=== Records to process ===
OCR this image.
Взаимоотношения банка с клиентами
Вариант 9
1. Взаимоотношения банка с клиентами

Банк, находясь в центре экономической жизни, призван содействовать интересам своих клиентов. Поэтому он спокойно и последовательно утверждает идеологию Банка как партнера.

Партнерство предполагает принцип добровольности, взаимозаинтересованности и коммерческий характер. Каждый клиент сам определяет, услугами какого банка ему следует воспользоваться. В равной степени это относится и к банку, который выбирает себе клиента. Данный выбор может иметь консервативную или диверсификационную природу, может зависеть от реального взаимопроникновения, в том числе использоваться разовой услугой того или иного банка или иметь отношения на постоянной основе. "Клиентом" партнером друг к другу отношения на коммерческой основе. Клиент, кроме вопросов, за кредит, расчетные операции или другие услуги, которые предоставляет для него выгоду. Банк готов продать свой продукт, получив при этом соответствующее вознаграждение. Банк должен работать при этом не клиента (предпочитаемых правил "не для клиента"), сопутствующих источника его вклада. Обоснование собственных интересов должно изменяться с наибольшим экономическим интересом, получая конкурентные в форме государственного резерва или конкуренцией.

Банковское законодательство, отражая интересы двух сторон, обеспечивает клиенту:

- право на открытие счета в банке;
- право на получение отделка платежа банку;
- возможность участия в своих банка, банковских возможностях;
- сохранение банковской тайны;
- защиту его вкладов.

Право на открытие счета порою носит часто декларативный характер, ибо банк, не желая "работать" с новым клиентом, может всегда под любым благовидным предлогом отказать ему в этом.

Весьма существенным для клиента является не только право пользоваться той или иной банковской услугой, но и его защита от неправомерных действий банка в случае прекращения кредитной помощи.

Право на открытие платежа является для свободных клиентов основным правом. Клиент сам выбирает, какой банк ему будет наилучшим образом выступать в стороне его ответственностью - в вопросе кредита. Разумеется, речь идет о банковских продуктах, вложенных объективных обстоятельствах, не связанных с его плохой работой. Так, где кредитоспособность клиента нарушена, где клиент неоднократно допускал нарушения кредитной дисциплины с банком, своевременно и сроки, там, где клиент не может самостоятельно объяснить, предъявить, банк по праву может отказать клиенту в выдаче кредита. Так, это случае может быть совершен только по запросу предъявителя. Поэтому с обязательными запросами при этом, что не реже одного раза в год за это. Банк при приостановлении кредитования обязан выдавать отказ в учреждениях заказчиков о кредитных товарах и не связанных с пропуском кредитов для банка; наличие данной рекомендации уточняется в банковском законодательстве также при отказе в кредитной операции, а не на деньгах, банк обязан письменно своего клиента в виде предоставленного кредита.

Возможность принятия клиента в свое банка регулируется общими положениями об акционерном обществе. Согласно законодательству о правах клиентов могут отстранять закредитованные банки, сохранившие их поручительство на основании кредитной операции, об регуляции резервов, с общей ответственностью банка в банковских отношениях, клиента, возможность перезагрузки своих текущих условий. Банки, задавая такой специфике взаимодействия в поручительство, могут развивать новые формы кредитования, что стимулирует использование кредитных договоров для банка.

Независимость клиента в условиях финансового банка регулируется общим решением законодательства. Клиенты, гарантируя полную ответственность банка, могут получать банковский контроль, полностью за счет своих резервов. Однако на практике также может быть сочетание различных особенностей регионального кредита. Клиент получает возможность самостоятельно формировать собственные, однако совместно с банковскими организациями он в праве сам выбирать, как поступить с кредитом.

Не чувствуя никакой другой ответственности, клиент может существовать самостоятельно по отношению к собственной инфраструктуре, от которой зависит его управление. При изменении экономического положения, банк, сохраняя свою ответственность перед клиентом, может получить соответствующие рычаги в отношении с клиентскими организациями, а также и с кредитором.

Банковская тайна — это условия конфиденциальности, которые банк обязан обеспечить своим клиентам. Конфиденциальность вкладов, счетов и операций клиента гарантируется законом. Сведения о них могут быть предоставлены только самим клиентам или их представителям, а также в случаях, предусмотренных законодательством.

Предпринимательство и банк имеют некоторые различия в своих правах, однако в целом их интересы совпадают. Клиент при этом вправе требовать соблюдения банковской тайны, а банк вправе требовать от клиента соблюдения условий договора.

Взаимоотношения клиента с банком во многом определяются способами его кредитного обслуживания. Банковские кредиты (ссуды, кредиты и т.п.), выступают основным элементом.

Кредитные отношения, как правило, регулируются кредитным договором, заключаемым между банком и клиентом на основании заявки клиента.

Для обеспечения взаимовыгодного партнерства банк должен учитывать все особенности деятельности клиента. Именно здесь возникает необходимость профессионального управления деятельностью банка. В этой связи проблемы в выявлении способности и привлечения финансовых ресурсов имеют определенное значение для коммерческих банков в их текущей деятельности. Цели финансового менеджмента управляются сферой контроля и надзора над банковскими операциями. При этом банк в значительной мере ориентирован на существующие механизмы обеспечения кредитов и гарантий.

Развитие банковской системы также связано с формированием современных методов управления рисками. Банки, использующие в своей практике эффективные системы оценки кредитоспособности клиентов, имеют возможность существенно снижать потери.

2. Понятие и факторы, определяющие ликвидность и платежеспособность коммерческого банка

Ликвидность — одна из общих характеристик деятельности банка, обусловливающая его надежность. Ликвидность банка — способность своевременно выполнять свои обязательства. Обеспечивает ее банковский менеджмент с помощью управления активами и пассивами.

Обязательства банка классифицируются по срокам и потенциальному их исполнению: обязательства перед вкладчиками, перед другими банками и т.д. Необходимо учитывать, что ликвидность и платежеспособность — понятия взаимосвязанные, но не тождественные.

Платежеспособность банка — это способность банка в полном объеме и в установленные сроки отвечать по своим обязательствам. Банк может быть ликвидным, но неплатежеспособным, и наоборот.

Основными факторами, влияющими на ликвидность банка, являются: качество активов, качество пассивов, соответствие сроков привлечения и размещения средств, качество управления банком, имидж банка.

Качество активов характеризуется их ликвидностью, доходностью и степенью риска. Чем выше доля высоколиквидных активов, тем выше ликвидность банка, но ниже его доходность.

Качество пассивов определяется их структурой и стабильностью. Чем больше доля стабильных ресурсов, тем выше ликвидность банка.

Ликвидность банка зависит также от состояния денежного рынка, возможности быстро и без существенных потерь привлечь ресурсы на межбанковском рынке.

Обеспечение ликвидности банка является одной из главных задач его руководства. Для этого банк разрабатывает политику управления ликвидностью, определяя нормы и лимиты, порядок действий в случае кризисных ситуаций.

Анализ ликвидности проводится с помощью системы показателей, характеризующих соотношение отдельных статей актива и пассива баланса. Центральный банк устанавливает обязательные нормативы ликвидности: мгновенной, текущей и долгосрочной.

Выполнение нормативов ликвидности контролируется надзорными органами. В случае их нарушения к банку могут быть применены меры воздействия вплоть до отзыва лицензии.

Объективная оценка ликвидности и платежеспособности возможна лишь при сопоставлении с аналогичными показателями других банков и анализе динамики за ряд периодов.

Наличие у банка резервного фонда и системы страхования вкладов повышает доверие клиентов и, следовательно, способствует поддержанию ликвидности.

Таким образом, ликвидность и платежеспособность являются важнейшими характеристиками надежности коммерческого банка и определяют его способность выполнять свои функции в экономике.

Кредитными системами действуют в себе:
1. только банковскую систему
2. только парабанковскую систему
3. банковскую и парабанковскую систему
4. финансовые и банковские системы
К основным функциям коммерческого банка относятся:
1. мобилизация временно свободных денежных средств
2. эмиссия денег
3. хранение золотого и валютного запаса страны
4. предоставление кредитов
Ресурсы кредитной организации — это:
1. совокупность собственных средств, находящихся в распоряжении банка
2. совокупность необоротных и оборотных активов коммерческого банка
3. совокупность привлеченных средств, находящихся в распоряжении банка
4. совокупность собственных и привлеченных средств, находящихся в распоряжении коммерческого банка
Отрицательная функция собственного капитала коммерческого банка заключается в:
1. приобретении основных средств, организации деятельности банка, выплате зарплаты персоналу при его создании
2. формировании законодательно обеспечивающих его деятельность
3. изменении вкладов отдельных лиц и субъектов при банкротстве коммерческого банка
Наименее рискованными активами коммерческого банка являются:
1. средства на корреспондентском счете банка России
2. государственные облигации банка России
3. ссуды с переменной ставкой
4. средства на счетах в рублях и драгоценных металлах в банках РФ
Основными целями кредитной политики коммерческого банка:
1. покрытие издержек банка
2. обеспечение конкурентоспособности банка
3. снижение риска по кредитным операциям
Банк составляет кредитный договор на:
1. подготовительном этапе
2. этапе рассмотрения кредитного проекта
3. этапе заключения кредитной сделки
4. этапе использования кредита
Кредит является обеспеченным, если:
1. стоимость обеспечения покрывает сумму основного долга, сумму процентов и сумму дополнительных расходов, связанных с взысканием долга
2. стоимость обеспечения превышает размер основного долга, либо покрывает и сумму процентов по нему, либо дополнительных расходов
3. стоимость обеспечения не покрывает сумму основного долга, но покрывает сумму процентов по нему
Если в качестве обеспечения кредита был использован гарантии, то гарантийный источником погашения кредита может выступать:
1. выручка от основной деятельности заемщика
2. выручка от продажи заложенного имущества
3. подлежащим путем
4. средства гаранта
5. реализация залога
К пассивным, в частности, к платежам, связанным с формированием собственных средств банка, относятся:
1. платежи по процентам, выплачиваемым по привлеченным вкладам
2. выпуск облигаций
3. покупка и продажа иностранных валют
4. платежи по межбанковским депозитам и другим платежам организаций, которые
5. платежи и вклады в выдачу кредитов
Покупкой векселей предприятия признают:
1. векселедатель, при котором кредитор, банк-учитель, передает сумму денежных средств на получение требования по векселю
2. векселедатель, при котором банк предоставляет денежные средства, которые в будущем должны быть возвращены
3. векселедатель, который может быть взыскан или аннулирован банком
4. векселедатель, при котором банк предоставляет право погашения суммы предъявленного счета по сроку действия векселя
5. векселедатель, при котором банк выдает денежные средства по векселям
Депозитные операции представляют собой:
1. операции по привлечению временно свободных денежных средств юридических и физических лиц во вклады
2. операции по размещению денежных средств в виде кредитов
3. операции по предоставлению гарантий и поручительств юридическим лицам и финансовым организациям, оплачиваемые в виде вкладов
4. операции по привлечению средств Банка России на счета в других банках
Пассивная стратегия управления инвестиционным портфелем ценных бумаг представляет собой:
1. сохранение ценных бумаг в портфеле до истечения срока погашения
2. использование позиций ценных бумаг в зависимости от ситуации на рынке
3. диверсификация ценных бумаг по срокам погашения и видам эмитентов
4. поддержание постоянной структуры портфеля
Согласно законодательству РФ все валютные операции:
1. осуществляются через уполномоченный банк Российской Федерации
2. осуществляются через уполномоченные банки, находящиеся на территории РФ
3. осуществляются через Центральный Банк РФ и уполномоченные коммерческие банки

=== Given exercise ===
The word "рынке" may occur in lines of the records. Report how many such lines there are, giving only the number.

=== Solution ===
2